§ **INSTRUCTIONS TO FOLLOW**
Skip the images and copy each record exactly as written.

-- Start of EXTRACTED RECORDS --

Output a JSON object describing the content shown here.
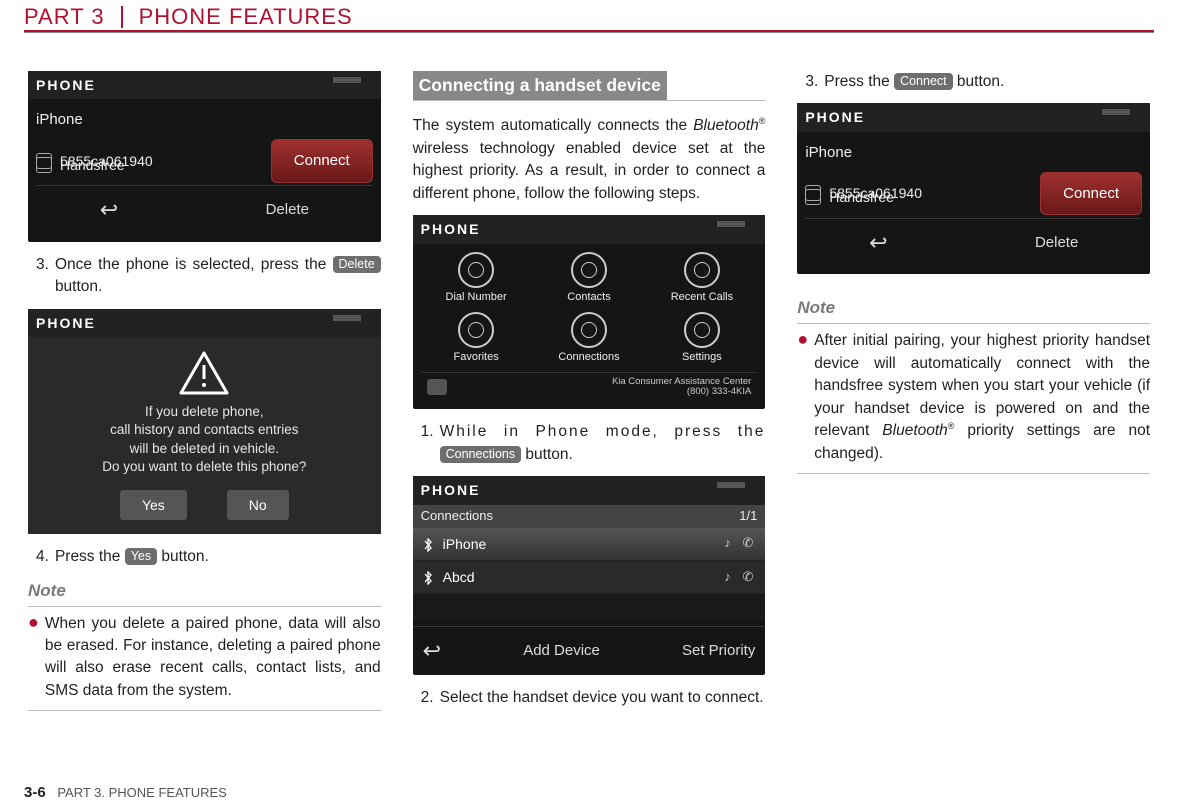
{
  "header": {
    "part": "PART 3",
    "title": "PHONE FEATURES"
  },
  "screens": {
    "phone_label": "PHONE",
    "device": "iPhone",
    "mac": "5855ca061940",
    "handsfree": "Handsfree",
    "connect": "Connect",
    "delete": "Delete",
    "dialog": {
      "l1": "If you delete phone,",
      "l2": "call history and contacts entries",
      "l3": "will be deleted in vehicle.",
      "l4": "Do you want to delete this phone?",
      "yes": "Yes",
      "no": "No"
    },
    "menu": {
      "items": [
        "Dial Number",
        "Contacts",
        "Recent Calls",
        "Favorites",
        "Connections",
        "Settings"
      ],
      "kia1": "Kia Consumer Assistance Center",
      "kia2": "(800) 333-4KIA"
    },
    "conn": {
      "title": "Connections",
      "count": "1/1",
      "r1": "iPhone",
      "r2": "Abcd",
      "add": "Add Device",
      "setp": "Set Priority"
    }
  },
  "col1": {
    "step3a": "Once the phone is selected, press the ",
    "step3b": " button.",
    "step4a": "Press the ",
    "step4b": " button.",
    "pill_delete": "Delete",
    "pill_yes": "Yes",
    "note_h": "Note",
    "note_body": "When you delete a paired phone, data will also be erased. For instance, deleting a paired phone will also erase recent calls, contact lists, and SMS data from the system."
  },
  "col2": {
    "section": "Connecting a handset device",
    "intro_a": "The system automatically connects the ",
    "intro_b": "Bluetooth",
    "intro_c": " wireless technology enabled device set at the highest priority. As a result, in order to connect a different phone, follow the following steps.",
    "step1a": "While in Phone mode, press the ",
    "step1b": " button.",
    "pill_conn": "Connections",
    "step2": "Select the handset device you want to connect."
  },
  "col3": {
    "step3a": "Press the ",
    "step3b": " button.",
    "pill_connect": "Connect",
    "note_h": "Note",
    "note_a": "After initial pairing, your highest priority handset device will automatically connect with the handsfree system when you start your vehicle (if your handset device is powered on and the relevant ",
    "note_b": "Bluetooth",
    "note_c": " priority settings are not changed)."
  },
  "footer": {
    "page": "3-6",
    "text": "PART 3. PHONE FEATURES"
  }
}
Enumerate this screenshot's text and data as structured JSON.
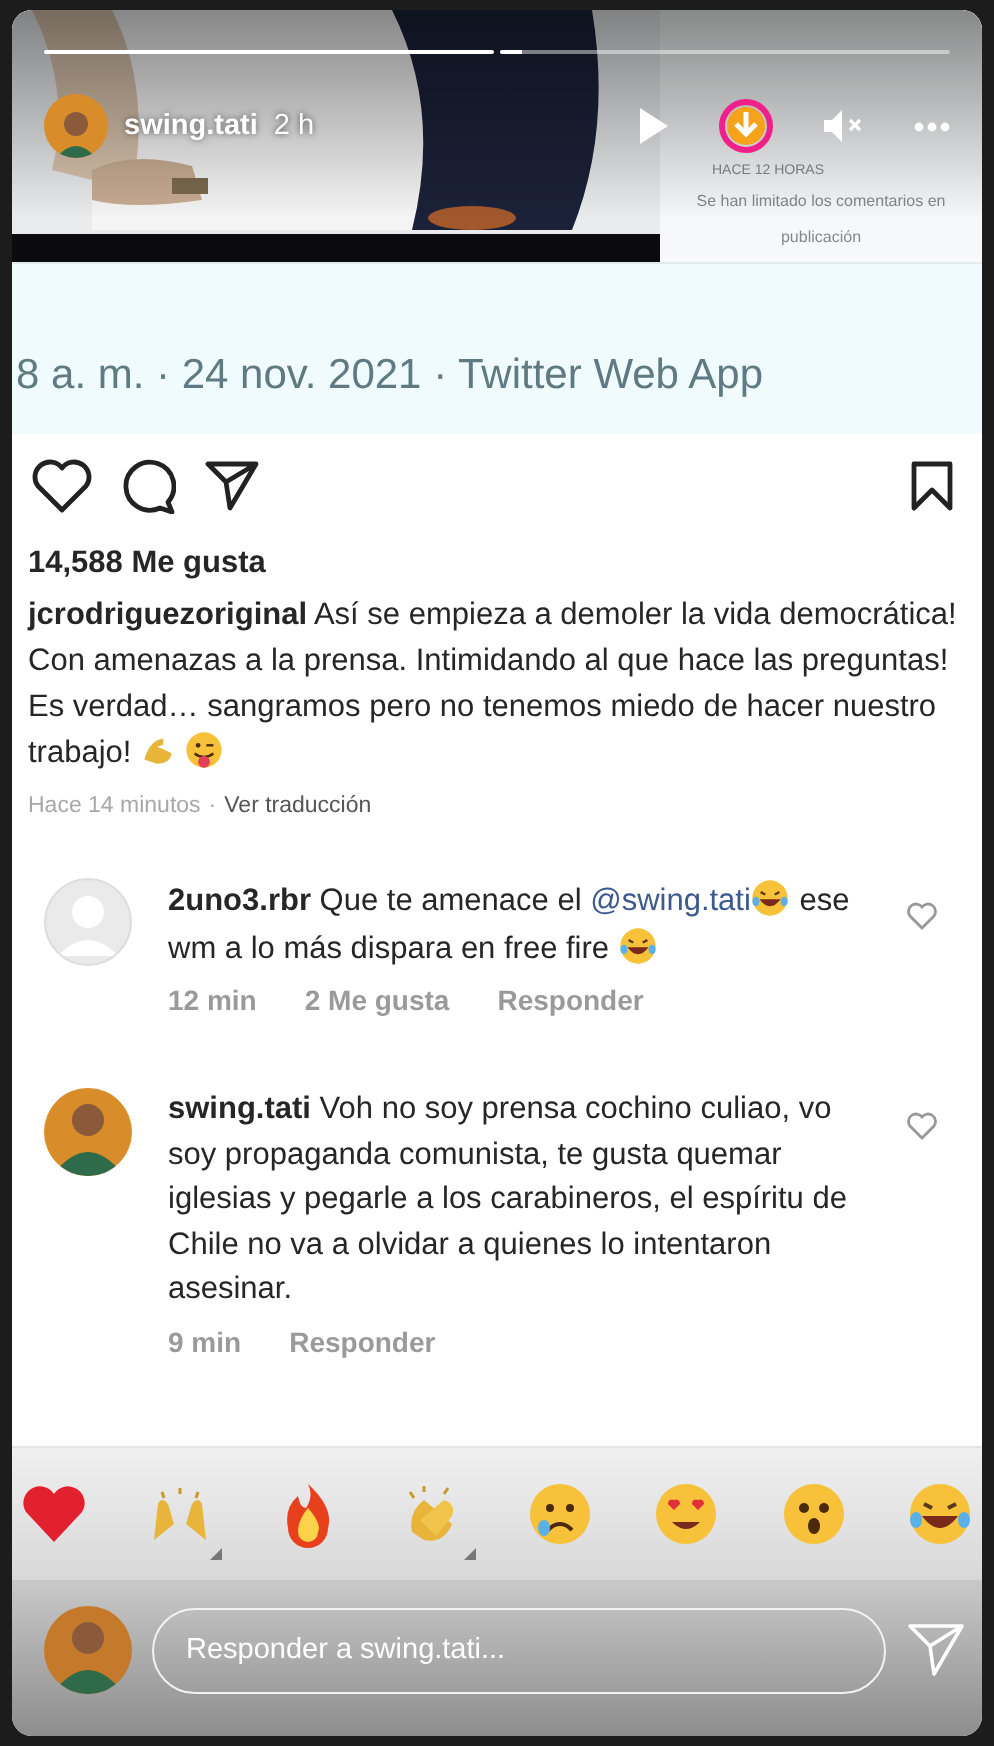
{
  "story": {
    "username": "swing.tati",
    "time": "2 h",
    "paused": true,
    "muted": true,
    "segments": [
      {
        "level": 1
      },
      {
        "level": 0.05
      }
    ]
  },
  "side_panel": {
    "time": "HACE 12 HORAS",
    "notice": [
      "Se han limitado los comentarios en",
      "publicación"
    ]
  },
  "tweet_meta": "8 a. m. · 24 nov. 2021 · Twitter Web App",
  "post": {
    "likes": "14,588 Me gusta",
    "author": "jcrodriguezoriginal",
    "caption": "Así se empieza a demoler la vida democrática! Con amenazas a la prensa. Intimidando al que hace las preguntas! Es verdad… sangramos pero no tenemos miedo de hacer nuestro trabajo!",
    "time": "Hace 14 minutos",
    "separator": "·",
    "translate": "Ver traducción"
  },
  "comments": [
    {
      "kind": "default-avatar",
      "username": "2uno3.rbr",
      "parts": [
        {
          "kind": "text",
          "text": "Que te amenace el "
        },
        {
          "kind": "mention",
          "text": "@swing.tati"
        },
        {
          "kind": "emoji"
        },
        {
          "kind": "text",
          "text": " ese wm a lo más dispara en free fire "
        },
        {
          "kind": "emoji"
        }
      ],
      "time": "12 min",
      "likes": "2 Me gusta",
      "reply": "Responder"
    },
    {
      "kind": "photo-avatar",
      "username": "swing.tati",
      "parts": [
        {
          "kind": "text",
          "text": "Voh no soy prensa cochino culiao, vo soy propaganda comunista, te gusta quemar iglesias y pegarle a los carabineros, el espíritu de Chile no va a olvidar a quienes lo intentaron asesinar."
        }
      ],
      "time": "9 min",
      "reply": "Responder"
    }
  ],
  "reactions": [
    {
      "kind": "heart"
    },
    {
      "kind": "raised-hands",
      "variants": true
    },
    {
      "kind": "fire"
    },
    {
      "kind": "clap",
      "variants": true
    },
    {
      "kind": "crying"
    },
    {
      "kind": "heart-eyes"
    },
    {
      "kind": "surprised"
    },
    {
      "kind": "laughing"
    }
  ],
  "reply_field": {
    "placeholder": "Responder a swing.tati..."
  }
}
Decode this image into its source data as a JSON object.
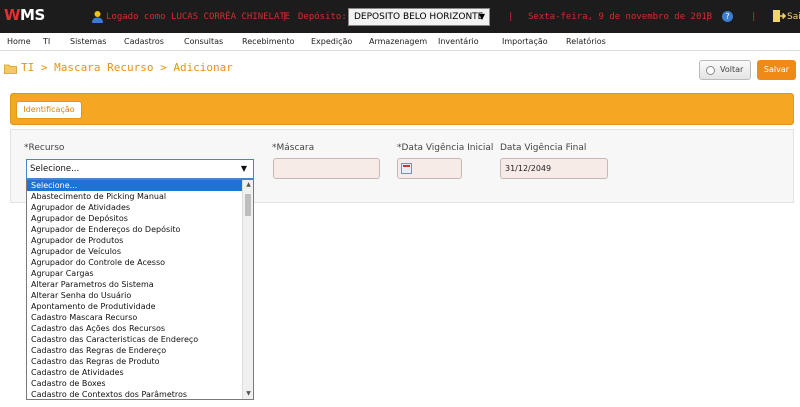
{
  "header": {
    "logo": {
      "w": "W",
      "rest": "MS"
    },
    "logged_in": "Logado como LUCAS CORRÊA CHINELATE",
    "sep1": "|",
    "deposit_label": "Depósito:",
    "deposit_value": "DEPOSITO BELO HORIZONTE",
    "sep2": "|",
    "date": "Sexta-feira, 9 de novembro de 2018",
    "sep3": "|",
    "sep4": "|",
    "exit_label": "Sair",
    "colors": {
      "bar": "#1c1c1c",
      "accent": "#d42d2d"
    }
  },
  "menu": [
    "Home",
    "TI",
    "Sistemas",
    "Cadastros",
    "Consultas",
    "Recebimento",
    "Expedição",
    "Armazenagem",
    "Inventário",
    "Importação",
    "Relatórios"
  ],
  "breadcrumb": "TI > Mascara Recurso > Adicionar",
  "buttons": {
    "back": "Voltar",
    "save": "Salvar"
  },
  "tabs": [
    "Identificação"
  ],
  "form": {
    "recurso_label": "*Recurso",
    "recurso_value": "Selecione...",
    "mascara_label": "*Máscara",
    "mascara_value": "",
    "vig_ini_label": "*Data Vigência Inicial",
    "vig_ini_value": "",
    "vig_fim_label": "Data Vigência Final",
    "vig_fim_value": "31/12/2049"
  },
  "dropdown_options": [
    "Selecione...",
    "Abastecimento de Picking Manual",
    "Agrupador de Atividades",
    "Agrupador de Depósitos",
    "Agrupador de Endereços do Depósito",
    "Agrupador de Produtos",
    "Agrupador de Veículos",
    "Agrupador do Controle de Acesso",
    "Agrupar Cargas",
    "Alterar Parametros do Sistema",
    "Alterar Senha do Usuário",
    "Apontamento de Produtividade",
    "Cadastro Mascara Recurso",
    "Cadastro das Ações dos Recursos",
    "Cadastro das Caracteristicas de Endereço",
    "Cadastro das Regras de Endereço",
    "Cadastro das Regras de Produto",
    "Cadastro de Atividades",
    "Cadastro de Boxes",
    "Cadastro de Contextos dos Parâmetros"
  ]
}
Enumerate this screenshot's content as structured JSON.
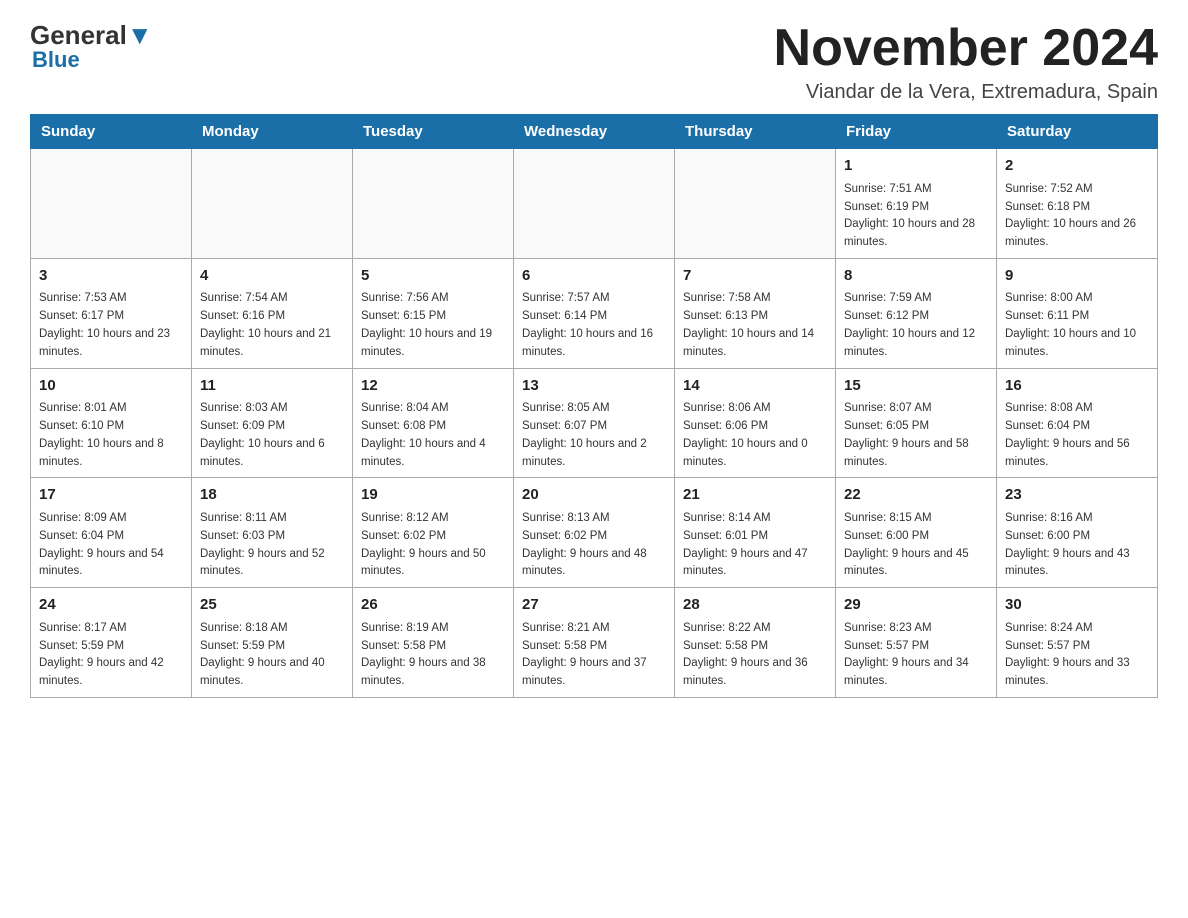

-- End of EXTRACTED RECORDS --

§ **EXERCISE ANSWER**
Output a JSON object describing the content shown here.
{
  "header": {
    "part": "PART 3",
    "title": "PHONE FEATURES"
  },
  "screens": {
    "phone_label": "PHONE",
    "device": "iPhone",
    "mac": "5855ca061940",
    "handsfree": "Handsfree",
    "connect": "Connect",
    "delete": "Delete",
    "dialog": {
      "l1": "If you delete phone,",
      "l2": "call history and contacts entries",
      "l3": "will be deleted in vehicle.",
      "l4": "Do you want to delete this phone?",
      "yes": "Yes",
      "no": "No"
    },
    "menu": {
      "items": [
        "Dial Number",
        "Contacts",
        "Recent Calls",
        "Favorites",
        "Connections",
        "Settings"
      ],
      "kia1": "Kia Consumer Assistance Center",
      "kia2": "(800) 333-4KIA"
    },
    "conn": {
      "title": "Connections",
      "count": "1/1",
      "r1": "iPhone",
      "r2": "Abcd",
      "add": "Add Device",
      "setp": "Set Priority"
    }
  },
  "col1": {
    "step3a": "Once the phone is selected, press the ",
    "step3b": " button.",
    "step4a": "Press the ",
    "step4b": " button.",
    "pill_delete": "Delete",
    "pill_yes": "Yes",
    "note_h": "Note",
    "note_body": "When you delete a paired phone, data will also be erased. For instance, deleting a paired phone will also erase recent calls, contact lists, and SMS data from the system."
  },
  "col2": {
    "section": "Connecting a handset device",
    "intro_a": "The system automatically connects the ",
    "intro_b": "Bluetooth",
    "intro_c": " wireless technology enabled device set at the highest priority. As a result, in order to connect a different phone, follow the following steps.",
    "step1a": "While in Phone mode, press the ",
    "step1b": " button.",
    "pill_conn": "Connections",
    "step2": "Select the handset device you want to connect."
  },
  "col3": {
    "step3a": "Press the ",
    "step3b": " button.",
    "pill_connect": "Connect",
    "note_h": "Note",
    "note_a": "After initial pairing, your highest priority handset device will automatically connect with the handsfree system when you start your vehicle (if your handset device is powered on and the relevant ",
    "note_b": "Bluetooth",
    "note_c": " priority settings are not changed)."
  },
  "footer": {
    "page": "3-6",
    "text": "PART 3. PHONE FEATURES"
  }
}
Enumerate this screenshot's text and data as structured JSON.
{
  "story": {
    "username": "swing.tati",
    "time": "2 h",
    "paused": true,
    "muted": true,
    "segments": [
      {
        "level": 1
      },
      {
        "level": 0.05
      }
    ]
  },
  "side_panel": {
    "time": "HACE 12 HORAS",
    "notice": [
      "Se han limitado los comentarios en",
      "publicación"
    ]
  },
  "tweet_meta": "8 a. m. · 24 nov. 2021 · Twitter Web App",
  "post": {
    "likes": "14,588 Me gusta",
    "author": "jcrodriguezoriginal",
    "caption": "Así se empieza a demoler la vida democrática! Con amenazas a la prensa. Intimidando al que hace las preguntas! Es verdad… sangramos pero no tenemos miedo de hacer nuestro trabajo!",
    "time": "Hace 14 minutos",
    "separator": "·",
    "translate": "Ver traducción"
  },
  "comments": [
    {
      "kind": "default-avatar",
      "username": "2uno3.rbr",
      "parts": [
        {
          "kind": "text",
          "text": "Que te amenace el "
        },
        {
          "kind": "mention",
          "text": "@swing.tati"
        },
        {
          "kind": "emoji"
        },
        {
          "kind": "text",
          "text": " ese wm a lo más dispara en free fire "
        },
        {
          "kind": "emoji"
        }
      ],
      "time": "12 min",
      "likes": "2 Me gusta",
      "reply": "Responder"
    },
    {
      "kind": "photo-avatar",
      "username": "swing.tati",
      "parts": [
        {
          "kind": "text",
          "text": "Voh no soy prensa cochino culiao, vo soy propaganda comunista, te gusta quemar iglesias y pegarle a los carabineros, el espíritu de Chile no va a olvidar a quienes lo intentaron asesinar."
        }
      ],
      "time": "9 min",
      "reply": "Responder"
    }
  ],
  "reactions": [
    {
      "kind": "heart"
    },
    {
      "kind": "raised-hands",
      "variants": true
    },
    {
      "kind": "fire"
    },
    {
      "kind": "clap",
      "variants": true
    },
    {
      "kind": "crying"
    },
    {
      "kind": "heart-eyes"
    },
    {
      "kind": "surprised"
    },
    {
      "kind": "laughing"
    }
  ],
  "reply_field": {
    "placeholder": "Responder a swing.tati..."
  }
}
Decode this image into its source data as a JSON object.
{
  "header": {
    "logo": {
      "w": "W",
      "rest": "MS"
    },
    "logged_in": "Logado como LUCAS CORRÊA CHINELATE",
    "sep1": "|",
    "deposit_label": "Depósito:",
    "deposit_value": "DEPOSITO BELO HORIZONTE",
    "sep2": "|",
    "date": "Sexta-feira, 9 de novembro de 2018",
    "sep3": "|",
    "sep4": "|",
    "exit_label": "Sair",
    "colors": {
      "bar": "#1c1c1c",
      "accent": "#d42d2d"
    }
  },
  "menu": [
    "Home",
    "TI",
    "Sistemas",
    "Cadastros",
    "Consultas",
    "Recebimento",
    "Expedição",
    "Armazenagem",
    "Inventário",
    "Importação",
    "Relatórios"
  ],
  "breadcrumb": "TI > Mascara Recurso > Adicionar",
  "buttons": {
    "back": "Voltar",
    "save": "Salvar"
  },
  "tabs": [
    "Identificação"
  ],
  "form": {
    "recurso_label": "*Recurso",
    "recurso_value": "Selecione...",
    "mascara_label": "*Máscara",
    "mascara_value": "",
    "vig_ini_label": "*Data Vigência Inicial",
    "vig_ini_value": "",
    "vig_fim_label": "Data Vigência Final",
    "vig_fim_value": "31/12/2049"
  },
  "dropdown_options": [
    "Selecione...",
    "Abastecimento de Picking Manual",
    "Agrupador de Atividades",
    "Agrupador de Depósitos",
    "Agrupador de Endereços do Depósito",
    "Agrupador de Produtos",
    "Agrupador de Veículos",
    "Agrupador do Controle de Acesso",
    "Agrupar Cargas",
    "Alterar Parametros do Sistema",
    "Alterar Senha do Usuário",
    "Apontamento de Produtividade",
    "Cadastro Mascara Recurso",
    "Cadastro das Ações dos Recursos",
    "Cadastro das Caracteristicas de Endereço",
    "Cadastro das Regras de Endereço",
    "Cadastro das Regras de Produto",
    "Cadastro de Atividades",
    "Cadastro de Boxes",
    "Cadastro de Contextos dos Parâmetros"
  ]
}
Enumerate this screenshot's content as structured JSON.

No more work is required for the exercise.